[start Information provided]
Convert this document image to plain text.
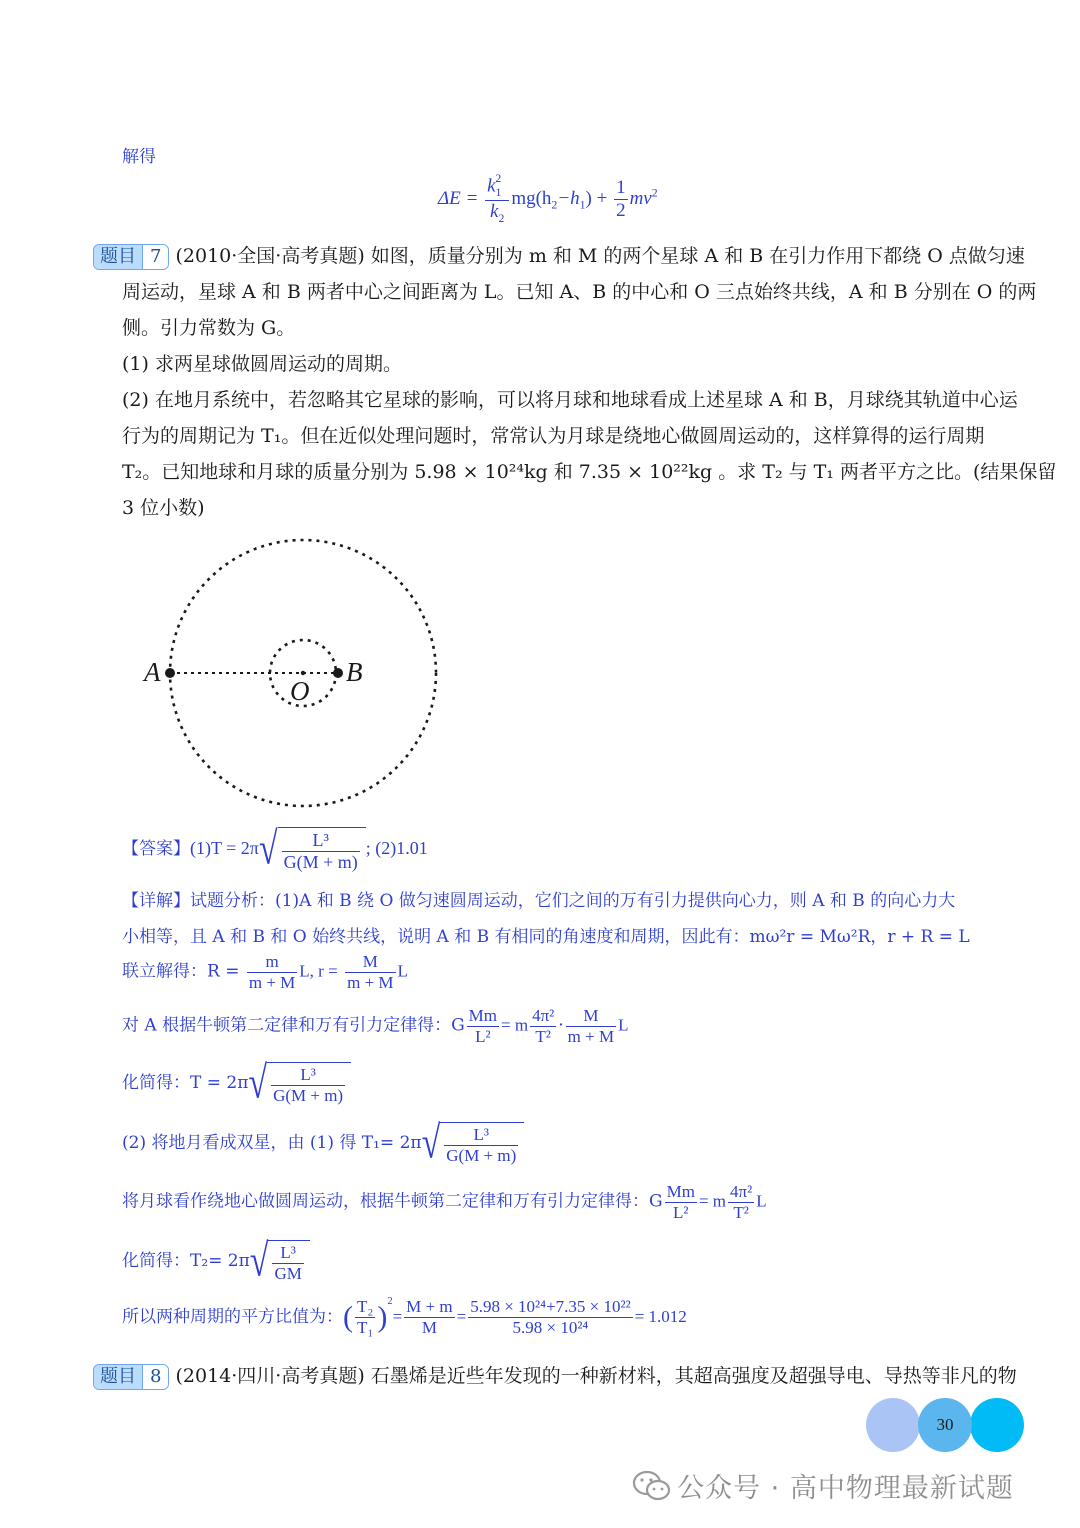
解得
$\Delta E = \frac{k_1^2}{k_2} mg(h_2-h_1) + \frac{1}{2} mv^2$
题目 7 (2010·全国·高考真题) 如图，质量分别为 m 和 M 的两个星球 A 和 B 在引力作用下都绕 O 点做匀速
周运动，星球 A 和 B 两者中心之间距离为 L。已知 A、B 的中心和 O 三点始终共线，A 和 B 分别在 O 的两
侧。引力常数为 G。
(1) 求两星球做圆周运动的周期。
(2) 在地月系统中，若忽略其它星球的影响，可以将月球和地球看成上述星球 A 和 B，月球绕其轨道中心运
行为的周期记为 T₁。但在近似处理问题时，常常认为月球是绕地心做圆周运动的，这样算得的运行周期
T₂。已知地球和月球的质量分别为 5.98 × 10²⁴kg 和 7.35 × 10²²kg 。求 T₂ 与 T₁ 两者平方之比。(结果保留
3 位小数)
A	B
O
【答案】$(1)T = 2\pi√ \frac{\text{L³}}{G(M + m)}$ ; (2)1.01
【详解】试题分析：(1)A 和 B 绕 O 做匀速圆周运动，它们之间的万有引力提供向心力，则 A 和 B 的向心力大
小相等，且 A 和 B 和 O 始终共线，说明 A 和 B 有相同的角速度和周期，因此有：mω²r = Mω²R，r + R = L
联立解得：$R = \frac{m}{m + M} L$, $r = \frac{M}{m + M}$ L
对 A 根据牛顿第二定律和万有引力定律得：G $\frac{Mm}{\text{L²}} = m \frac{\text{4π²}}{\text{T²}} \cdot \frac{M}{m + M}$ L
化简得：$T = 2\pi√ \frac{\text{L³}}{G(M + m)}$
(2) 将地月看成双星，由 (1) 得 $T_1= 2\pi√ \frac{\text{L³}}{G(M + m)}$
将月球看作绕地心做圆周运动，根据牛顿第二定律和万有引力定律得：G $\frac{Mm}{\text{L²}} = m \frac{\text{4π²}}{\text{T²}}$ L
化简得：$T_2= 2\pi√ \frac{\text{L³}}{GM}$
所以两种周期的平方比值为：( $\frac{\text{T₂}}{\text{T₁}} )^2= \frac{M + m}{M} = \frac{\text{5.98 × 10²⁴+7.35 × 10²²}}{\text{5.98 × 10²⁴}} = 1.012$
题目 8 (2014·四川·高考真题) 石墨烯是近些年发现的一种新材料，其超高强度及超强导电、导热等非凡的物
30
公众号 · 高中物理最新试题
[end Information provided]
Task prompt:
Without the pictures, print the whole listing exactly as given.

Answer below:
Convert this document image to plain text.
解得
$\Delta E = \frac{k_1^2}{k_2} mg(h_2-h_1) + \frac{1}{2} mv^2$
题目 7 (2010·全国·高考真题) 如图，质量分别为 m 和 M 的两个星球 A 和 B 在引力作用下都绕 O 点做匀速
周运动，星球 A 和 B 两者中心之间距离为 L。已知 A、B 的中心和 O 三点始终共线，A 和 B 分别在 O 的两
侧。引力常数为 G。
(1) 求两星球做圆周运动的周期。
(2) 在地月系统中，若忽略其它星球的影响，可以将月球和地球看成上述星球 A 和 B，月球绕其轨道中心运
行为的周期记为 T₁。但在近似处理问题时，常常认为月球是绕地心做圆周运动的，这样算得的运行周期
T₂。已知地球和月球的质量分别为 5.98 × 10²⁴kg 和 7.35 × 10²²kg 。求 T₂ 与 T₁ 两者平方之比。(结果保留
3 位小数)
A	B
O
【答案】$(1)T = 2\pi√ \frac{\text{L³}}{G(M + m)}$ ; (2)1.01
【详解】试题分析：(1)A 和 B 绕 O 做匀速圆周运动，它们之间的万有引力提供向心力，则 A 和 B 的向心力大
小相等，且 A 和 B 和 O 始终共线，说明 A 和 B 有相同的角速度和周期，因此有：mω²r = Mω²R，r + R = L
联立解得：$R = \frac{m}{m + M} L$, $r = \frac{M}{m + M}$ L
对 A 根据牛顿第二定律和万有引力定律得：G $\frac{Mm}{\text{L²}} = m \frac{\text{4π²}}{\text{T²}} \cdot \frac{M}{m + M}$ L
化简得：$T = 2\pi√ \frac{\text{L³}}{G(M + m)}$
(2) 将地月看成双星，由 (1) 得 $T_1= 2\pi√ \frac{\text{L³}}{G(M + m)}$
将月球看作绕地心做圆周运动，根据牛顿第二定律和万有引力定律得：G $\frac{Mm}{\text{L²}} = m \frac{\text{4π²}}{\text{T²}}$ L
化简得：$T_2= 2\pi√ \frac{\text{L³}}{GM}$
所以两种周期的平方比值为：( $\frac{\text{T₂}}{\text{T₁}} )^2= \frac{M + m}{M} = \frac{\text{5.98 × 10²⁴+7.35 × 10²²}}{\text{5.98 × 10²⁴}} = 1.012$
题目 8 (2014·四川·高考真题) 石墨烯是近些年发现的一种新材料，其超高强度及超强导电、导热等非凡的物
30
公众号 · 高中物理最新试题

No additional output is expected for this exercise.